(Problem statement):
Report the count of lines below that include "JSON", without any other text.

(Provided information):
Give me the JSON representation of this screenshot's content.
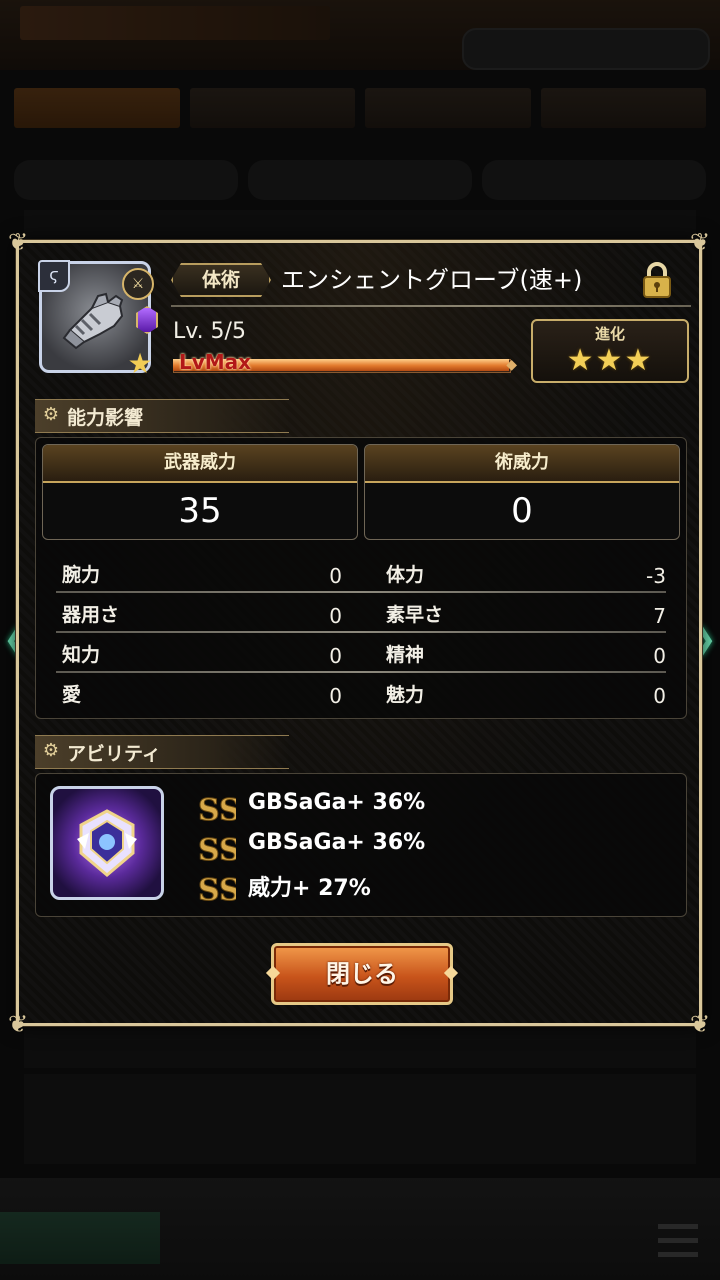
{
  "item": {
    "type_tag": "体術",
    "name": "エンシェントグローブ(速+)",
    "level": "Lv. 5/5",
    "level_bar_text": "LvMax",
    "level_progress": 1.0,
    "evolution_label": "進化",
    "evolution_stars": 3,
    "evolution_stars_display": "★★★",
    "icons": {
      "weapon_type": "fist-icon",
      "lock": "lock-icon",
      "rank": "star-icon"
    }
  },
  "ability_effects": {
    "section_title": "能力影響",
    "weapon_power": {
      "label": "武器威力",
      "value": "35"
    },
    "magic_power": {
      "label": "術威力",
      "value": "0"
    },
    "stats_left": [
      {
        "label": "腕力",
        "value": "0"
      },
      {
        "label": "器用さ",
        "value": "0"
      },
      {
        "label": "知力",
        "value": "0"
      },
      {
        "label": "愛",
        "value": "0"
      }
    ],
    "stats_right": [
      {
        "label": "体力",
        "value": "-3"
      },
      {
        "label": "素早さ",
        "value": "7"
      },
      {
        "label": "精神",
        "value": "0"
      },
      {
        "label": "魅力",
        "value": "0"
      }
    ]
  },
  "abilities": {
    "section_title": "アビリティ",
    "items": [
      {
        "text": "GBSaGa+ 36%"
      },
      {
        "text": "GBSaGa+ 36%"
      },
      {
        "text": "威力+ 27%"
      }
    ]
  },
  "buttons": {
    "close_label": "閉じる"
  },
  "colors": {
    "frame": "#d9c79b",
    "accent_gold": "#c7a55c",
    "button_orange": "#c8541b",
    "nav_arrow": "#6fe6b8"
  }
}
==
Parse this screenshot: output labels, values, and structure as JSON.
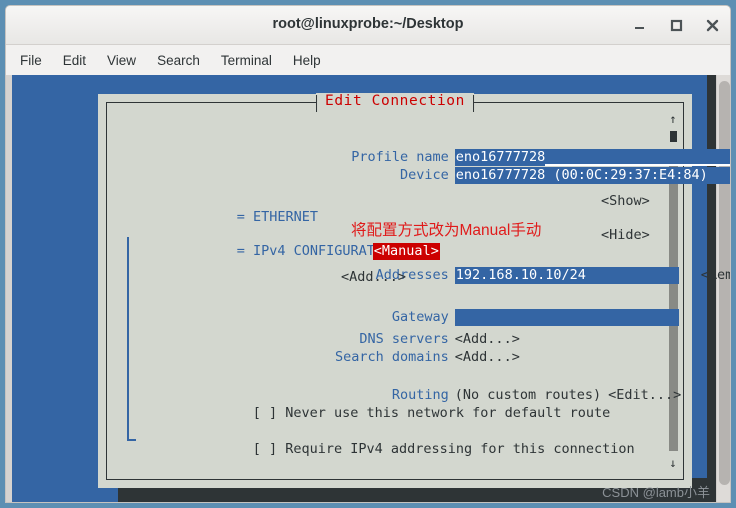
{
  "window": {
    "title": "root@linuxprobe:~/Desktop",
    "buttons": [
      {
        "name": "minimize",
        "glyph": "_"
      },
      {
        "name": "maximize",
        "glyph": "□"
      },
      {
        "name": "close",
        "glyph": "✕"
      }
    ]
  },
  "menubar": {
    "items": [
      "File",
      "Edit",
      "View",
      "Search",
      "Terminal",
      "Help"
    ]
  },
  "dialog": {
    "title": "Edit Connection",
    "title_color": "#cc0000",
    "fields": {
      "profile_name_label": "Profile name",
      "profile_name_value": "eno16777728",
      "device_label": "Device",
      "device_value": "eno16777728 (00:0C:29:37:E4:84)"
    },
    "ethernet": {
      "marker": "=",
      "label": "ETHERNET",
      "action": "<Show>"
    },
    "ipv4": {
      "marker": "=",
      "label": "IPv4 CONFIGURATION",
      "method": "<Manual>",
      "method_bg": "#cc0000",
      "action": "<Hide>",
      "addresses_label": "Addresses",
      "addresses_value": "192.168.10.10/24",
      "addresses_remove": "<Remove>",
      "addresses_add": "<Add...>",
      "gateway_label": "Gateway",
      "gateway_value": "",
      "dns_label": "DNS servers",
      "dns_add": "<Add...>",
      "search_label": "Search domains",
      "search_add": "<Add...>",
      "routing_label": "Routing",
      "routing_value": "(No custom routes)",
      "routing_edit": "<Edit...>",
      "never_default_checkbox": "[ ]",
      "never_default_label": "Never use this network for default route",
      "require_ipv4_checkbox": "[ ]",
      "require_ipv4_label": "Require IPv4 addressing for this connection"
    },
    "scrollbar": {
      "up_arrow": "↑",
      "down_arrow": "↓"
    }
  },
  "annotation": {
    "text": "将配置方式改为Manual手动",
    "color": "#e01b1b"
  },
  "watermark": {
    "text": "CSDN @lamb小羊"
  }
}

(Exercise result):
2